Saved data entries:

........

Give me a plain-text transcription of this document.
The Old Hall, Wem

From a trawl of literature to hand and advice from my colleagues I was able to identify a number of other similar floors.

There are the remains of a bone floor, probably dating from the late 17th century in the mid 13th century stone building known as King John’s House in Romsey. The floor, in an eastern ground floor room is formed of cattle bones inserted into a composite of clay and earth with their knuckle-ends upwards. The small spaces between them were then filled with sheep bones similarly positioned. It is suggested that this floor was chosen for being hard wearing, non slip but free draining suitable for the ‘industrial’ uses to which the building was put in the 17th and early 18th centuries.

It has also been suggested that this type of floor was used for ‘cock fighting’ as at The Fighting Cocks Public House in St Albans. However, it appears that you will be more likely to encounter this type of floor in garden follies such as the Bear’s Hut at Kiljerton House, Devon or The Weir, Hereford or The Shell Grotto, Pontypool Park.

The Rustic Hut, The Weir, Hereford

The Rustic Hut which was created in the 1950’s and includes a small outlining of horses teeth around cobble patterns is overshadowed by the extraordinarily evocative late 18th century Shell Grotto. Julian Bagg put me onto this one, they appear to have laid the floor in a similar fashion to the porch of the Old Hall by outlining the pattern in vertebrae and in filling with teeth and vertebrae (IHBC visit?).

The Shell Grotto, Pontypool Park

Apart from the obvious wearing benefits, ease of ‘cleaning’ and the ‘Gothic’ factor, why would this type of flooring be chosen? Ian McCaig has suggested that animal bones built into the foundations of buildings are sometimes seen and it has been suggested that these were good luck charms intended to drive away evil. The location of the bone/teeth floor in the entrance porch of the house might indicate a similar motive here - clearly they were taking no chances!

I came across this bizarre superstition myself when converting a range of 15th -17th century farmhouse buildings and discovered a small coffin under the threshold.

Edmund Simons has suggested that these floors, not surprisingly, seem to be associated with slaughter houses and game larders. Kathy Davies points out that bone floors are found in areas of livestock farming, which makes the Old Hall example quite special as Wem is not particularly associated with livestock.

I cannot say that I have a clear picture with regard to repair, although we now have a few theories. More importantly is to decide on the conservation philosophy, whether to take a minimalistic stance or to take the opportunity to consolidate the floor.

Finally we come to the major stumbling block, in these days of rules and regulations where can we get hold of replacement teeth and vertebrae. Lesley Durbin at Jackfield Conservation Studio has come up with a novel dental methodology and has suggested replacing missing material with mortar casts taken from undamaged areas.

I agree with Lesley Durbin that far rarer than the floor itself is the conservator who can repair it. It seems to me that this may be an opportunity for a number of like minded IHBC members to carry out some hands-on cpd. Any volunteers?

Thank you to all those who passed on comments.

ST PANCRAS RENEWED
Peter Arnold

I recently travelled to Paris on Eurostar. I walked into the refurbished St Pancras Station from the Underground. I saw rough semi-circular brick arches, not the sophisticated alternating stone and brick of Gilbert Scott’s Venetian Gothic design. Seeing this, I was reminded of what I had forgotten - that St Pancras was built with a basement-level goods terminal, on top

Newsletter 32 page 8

........

## Exercise prompt
Please copy out each record, character for character.

## Output of the task
Give me a plain-text transcription of this document.
The Old Hall, Wem

From a trawl of literature to hand and advice from my colleagues I was able to identify a number of other similar floors.

There are the remains of a bone floor, probably dating from the late 17th century in the mid 13th century stone building known as King John’s House in Romsey. The floor, in an eastern ground floor room is formed of cattle bones inserted into a composite of clay and earth with their knuckle-ends upwards. The small spaces between them were then filled with sheep bones similarly positioned. It is suggested that this floor was chosen for being hard wearing, non slip but free draining suitable for the ‘industrial’ uses to which the building was put in the 17th and early 18th centuries.

It has also been suggested that this type of floor was used for ‘cock fighting’ as at The Fighting Cocks Public House in St Albans. However, it appears that you will be more likely to encounter this type of floor in garden follies such as the Bear’s Hut at Kiljerton House, Devon or The Weir, Hereford or The Shell Grotto, Pontypool Park.

The Rustic Hut, The Weir, Hereford

The Rustic Hut which was created in the 1950’s and includes a small outlining of horses teeth around cobble patterns is overshadowed by the extraordinarily evocative late 18th century Shell Grotto. Julian Bagg put me onto this one, they appear to have laid the floor in a similar fashion to the porch of the Old Hall by outlining the pattern in vertebrae and in filling with teeth and vertebrae (IHBC visit?).

The Shell Grotto, Pontypool Park

Apart from the obvious wearing benefits, ease of ‘cleaning’ and the ‘Gothic’ factor, why would this type of flooring be chosen? Ian McCaig has suggested that animal bones built into the foundations of buildings are sometimes seen and it has been suggested that these were good luck charms intended to drive away evil. The location of the bone/teeth floor in the entrance porch of the house might indicate a similar motive here - clearly they were taking no chances!

I came across this bizarre superstition myself when converting a range of 15th -17th century farmhouse buildings and discovered a small coffin under the threshold.

Edmund Simons has suggested that these floors, not surprisingly, seem to be associated with slaughter houses and game larders. Kathy Davies points out that bone floors are found in areas of livestock farming, which makes the Old Hall example quite special as Wem is not particularly associated with livestock.

I cannot say that I have a clear picture with regard to repair, although we now have a few theories. More importantly is to decide on the conservation philosophy, whether to take a minimalistic stance or to take the opportunity to consolidate the floor.

Finally we come to the major stumbling block, in these days of rules and regulations where can we get hold of replacement teeth and vertebrae. Lesley Durbin at Jackfield Conservation Studio has come up with a novel dental methodology and has suggested replacing missing material with mortar casts taken from undamaged areas.

I agree with Lesley Durbin that far rarer than the floor itself is the conservator who can repair it. It seems to me that this may be an opportunity for a number of like minded IHBC members to carry out some hands-on cpd. Any volunteers?

Thank you to all those who passed on comments.

ST PANCRAS RENEWED
Peter Arnold

I recently travelled to Paris on Eurostar. I walked into the refurbished St Pancras Station from the Underground. I saw rough semi-circular brick arches, not the sophisticated alternating stone and brick of Gilbert Scott’s Venetian Gothic design. Seeing this, I was reminded of what I had forgotten - that St Pancras was built with a basement-level goods terminal, on top

Newsletter 32 page 8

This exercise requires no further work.